[Begin]

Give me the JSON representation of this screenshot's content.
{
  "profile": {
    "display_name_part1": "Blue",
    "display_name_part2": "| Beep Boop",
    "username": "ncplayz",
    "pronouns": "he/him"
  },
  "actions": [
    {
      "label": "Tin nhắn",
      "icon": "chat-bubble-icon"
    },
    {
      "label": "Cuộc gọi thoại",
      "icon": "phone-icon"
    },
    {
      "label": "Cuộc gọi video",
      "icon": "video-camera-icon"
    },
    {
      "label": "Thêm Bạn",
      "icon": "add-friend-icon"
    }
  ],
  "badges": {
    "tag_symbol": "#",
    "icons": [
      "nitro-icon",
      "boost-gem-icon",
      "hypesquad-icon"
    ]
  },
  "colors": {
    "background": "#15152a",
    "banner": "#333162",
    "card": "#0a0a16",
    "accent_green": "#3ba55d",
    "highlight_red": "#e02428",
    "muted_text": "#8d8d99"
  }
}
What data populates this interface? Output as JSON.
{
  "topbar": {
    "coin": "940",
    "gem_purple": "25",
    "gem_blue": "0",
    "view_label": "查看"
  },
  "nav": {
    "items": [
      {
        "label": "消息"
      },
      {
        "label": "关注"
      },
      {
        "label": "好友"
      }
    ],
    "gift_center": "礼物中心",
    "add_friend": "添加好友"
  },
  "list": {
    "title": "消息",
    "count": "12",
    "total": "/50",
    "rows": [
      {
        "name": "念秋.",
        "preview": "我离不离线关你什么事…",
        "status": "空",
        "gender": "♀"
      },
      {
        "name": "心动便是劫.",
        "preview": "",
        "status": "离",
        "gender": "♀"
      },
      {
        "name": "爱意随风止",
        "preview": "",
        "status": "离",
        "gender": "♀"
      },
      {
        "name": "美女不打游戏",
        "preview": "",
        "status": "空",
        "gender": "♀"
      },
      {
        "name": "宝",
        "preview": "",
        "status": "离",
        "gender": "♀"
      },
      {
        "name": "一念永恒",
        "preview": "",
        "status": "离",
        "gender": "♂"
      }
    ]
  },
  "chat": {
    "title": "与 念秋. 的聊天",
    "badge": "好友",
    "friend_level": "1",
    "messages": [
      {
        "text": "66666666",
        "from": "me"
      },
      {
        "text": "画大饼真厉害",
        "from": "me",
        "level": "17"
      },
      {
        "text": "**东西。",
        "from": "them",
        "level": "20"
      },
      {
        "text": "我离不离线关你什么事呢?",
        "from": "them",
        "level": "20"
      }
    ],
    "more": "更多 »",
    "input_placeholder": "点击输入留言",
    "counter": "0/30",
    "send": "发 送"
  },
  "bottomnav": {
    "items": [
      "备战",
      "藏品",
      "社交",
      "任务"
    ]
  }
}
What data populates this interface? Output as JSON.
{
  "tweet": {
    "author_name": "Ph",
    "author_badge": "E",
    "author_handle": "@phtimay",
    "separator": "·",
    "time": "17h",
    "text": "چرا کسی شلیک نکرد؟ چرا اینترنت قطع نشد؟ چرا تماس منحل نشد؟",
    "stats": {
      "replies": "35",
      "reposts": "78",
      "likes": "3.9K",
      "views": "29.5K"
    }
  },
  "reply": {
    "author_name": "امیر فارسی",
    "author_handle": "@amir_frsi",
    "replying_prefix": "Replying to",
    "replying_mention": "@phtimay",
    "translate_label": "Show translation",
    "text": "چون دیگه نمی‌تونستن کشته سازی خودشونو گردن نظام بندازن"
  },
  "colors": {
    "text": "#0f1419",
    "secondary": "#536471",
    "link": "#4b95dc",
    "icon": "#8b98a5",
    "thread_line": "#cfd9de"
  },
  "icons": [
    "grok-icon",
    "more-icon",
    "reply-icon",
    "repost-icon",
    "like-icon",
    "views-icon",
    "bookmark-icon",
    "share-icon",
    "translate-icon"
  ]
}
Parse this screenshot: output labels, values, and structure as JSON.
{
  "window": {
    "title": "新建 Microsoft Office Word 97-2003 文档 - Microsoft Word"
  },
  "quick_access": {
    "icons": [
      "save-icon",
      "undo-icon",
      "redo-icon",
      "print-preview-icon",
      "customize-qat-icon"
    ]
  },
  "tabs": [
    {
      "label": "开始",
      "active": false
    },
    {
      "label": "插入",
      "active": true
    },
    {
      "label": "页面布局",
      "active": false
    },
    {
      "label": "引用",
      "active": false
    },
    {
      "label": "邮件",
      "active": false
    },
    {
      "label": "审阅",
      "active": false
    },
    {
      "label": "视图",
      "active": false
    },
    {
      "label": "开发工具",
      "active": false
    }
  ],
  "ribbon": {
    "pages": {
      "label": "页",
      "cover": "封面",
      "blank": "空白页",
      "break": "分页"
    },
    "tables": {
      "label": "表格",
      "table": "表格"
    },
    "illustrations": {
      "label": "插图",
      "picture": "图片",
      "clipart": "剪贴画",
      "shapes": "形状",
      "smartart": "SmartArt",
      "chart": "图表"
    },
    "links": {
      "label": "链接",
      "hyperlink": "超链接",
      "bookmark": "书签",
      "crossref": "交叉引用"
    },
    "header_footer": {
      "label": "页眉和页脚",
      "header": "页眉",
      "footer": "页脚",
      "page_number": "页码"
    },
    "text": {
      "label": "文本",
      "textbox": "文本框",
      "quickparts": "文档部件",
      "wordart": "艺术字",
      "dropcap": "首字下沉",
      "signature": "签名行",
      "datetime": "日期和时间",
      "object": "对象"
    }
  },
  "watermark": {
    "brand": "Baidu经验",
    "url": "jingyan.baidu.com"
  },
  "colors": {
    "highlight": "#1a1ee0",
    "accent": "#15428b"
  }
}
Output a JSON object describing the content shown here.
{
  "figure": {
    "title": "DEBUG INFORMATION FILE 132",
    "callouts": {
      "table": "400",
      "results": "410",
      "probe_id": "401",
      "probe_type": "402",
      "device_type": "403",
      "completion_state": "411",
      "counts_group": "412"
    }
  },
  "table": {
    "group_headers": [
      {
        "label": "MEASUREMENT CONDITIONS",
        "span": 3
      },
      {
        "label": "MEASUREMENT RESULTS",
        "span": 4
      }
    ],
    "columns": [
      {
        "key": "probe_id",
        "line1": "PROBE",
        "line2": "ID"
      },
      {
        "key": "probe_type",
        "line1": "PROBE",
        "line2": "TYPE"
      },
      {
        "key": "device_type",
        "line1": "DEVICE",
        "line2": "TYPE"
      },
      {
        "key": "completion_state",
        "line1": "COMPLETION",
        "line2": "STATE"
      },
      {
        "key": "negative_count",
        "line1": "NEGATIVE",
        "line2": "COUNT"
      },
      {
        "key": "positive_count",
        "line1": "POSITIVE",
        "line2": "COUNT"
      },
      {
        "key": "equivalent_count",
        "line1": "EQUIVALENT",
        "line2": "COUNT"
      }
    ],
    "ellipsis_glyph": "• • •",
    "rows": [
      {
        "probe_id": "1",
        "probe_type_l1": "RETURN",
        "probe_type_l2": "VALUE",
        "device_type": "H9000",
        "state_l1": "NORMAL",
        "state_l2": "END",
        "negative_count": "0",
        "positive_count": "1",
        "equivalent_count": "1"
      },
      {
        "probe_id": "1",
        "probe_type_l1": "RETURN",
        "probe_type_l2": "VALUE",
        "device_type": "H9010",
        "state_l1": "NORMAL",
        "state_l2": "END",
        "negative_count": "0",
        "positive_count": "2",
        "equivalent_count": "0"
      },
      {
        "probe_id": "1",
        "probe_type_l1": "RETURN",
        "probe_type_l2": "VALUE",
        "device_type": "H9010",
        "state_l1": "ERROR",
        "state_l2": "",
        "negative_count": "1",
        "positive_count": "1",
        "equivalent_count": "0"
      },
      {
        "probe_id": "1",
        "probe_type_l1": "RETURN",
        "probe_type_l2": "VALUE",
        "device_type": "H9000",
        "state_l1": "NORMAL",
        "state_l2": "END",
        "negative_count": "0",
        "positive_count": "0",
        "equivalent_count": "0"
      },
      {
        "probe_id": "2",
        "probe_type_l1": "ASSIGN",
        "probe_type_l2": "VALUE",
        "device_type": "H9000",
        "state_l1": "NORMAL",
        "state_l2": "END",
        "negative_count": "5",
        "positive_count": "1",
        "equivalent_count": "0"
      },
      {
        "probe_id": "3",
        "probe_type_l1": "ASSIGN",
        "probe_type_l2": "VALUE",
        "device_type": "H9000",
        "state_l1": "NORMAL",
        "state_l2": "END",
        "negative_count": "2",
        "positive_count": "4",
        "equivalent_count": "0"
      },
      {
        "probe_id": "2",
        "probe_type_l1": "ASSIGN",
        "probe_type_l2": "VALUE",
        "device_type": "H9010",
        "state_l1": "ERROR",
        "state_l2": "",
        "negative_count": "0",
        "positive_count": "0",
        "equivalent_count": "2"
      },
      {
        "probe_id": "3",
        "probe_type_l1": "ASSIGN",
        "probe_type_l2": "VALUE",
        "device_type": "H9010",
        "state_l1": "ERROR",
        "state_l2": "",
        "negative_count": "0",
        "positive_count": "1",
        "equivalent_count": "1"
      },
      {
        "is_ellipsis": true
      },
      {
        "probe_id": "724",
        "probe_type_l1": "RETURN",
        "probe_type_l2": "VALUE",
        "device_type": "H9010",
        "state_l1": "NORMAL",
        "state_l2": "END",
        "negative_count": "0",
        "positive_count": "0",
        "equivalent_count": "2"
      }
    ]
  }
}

[End]

◆ **YOUR GOAL**
Work out how many lines of the data above contain the string "this" and give the number alone.

◆ **CORRECT ANSWER**
4